# Listed entries start

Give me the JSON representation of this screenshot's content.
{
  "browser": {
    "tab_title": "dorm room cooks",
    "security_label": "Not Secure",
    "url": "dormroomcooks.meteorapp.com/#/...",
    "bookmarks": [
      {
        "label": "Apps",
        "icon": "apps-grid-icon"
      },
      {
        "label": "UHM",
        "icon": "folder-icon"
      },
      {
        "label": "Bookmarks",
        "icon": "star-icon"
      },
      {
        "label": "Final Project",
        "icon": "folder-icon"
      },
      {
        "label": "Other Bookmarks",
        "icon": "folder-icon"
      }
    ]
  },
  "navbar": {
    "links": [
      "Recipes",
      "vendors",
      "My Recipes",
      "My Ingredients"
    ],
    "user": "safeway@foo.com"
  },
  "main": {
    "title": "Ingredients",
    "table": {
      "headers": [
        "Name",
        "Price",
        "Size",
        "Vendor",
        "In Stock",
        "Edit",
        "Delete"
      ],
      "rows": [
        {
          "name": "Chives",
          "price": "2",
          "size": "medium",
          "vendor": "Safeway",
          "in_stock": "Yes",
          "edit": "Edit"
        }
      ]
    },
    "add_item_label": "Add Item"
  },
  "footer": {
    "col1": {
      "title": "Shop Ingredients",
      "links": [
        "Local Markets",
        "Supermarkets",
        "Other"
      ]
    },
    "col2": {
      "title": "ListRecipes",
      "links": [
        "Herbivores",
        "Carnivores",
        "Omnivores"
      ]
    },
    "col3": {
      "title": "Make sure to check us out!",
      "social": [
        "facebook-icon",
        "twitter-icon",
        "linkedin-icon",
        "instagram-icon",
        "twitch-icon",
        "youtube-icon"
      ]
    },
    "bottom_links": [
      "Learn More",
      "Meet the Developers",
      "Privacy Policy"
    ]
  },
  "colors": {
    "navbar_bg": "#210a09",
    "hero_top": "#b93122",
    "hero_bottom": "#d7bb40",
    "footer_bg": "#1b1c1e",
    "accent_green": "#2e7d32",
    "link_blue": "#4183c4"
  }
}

# Listed entries end

**Given exercise**.
Word for word, restate all of the data shown above.

**Solution below**.
Give me the JSON representation of this screenshot's content.
{
  "browser": {
    "tab_title": "dorm room cooks",
    "security_label": "Not Secure",
    "url": "dormroomcooks.meteorapp.com/#/...",
    "bookmarks": [
      {
        "label": "Apps",
        "icon": "apps-grid-icon"
      },
      {
        "label": "UHM",
        "icon": "folder-icon"
      },
      {
        "label": "Bookmarks",
        "icon": "star-icon"
      },
      {
        "label": "Final Project",
        "icon": "folder-icon"
      },
      {
        "label": "Other Bookmarks",
        "icon": "folder-icon"
      }
    ]
  },
  "navbar": {
    "links": [
      "Recipes",
      "vendors",
      "My Recipes",
      "My Ingredients"
    ],
    "user": "safeway@foo.com"
  },
  "main": {
    "title": "Ingredients",
    "table": {
      "headers": [
        "Name",
        "Price",
        "Size",
        "Vendor",
        "In Stock",
        "Edit",
        "Delete"
      ],
      "rows": [
        {
          "name": "Chives",
          "price": "2",
          "size": "medium",
          "vendor": "Safeway",
          "in_stock": "Yes",
          "edit": "Edit"
        }
      ]
    },
    "add_item_label": "Add Item"
  },
  "footer": {
    "col1": {
      "title": "Shop Ingredients",
      "links": [
        "Local Markets",
        "Supermarkets",
        "Other"
      ]
    },
    "col2": {
      "title": "ListRecipes",
      "links": [
        "Herbivores",
        "Carnivores",
        "Omnivores"
      ]
    },
    "col3": {
      "title": "Make sure to check us out!",
      "social": [
        "facebook-icon",
        "twitter-icon",
        "linkedin-icon",
        "instagram-icon",
        "twitch-icon",
        "youtube-icon"
      ]
    },
    "bottom_links": [
      "Learn More",
      "Meet the Developers",
      "Privacy Policy"
    ]
  },
  "colors": {
    "navbar_bg": "#210a09",
    "hero_top": "#b93122",
    "hero_bottom": "#d7bb40",
    "footer_bg": "#1b1c1e",
    "accent_green": "#2e7d32",
    "link_blue": "#4183c4"
  }
}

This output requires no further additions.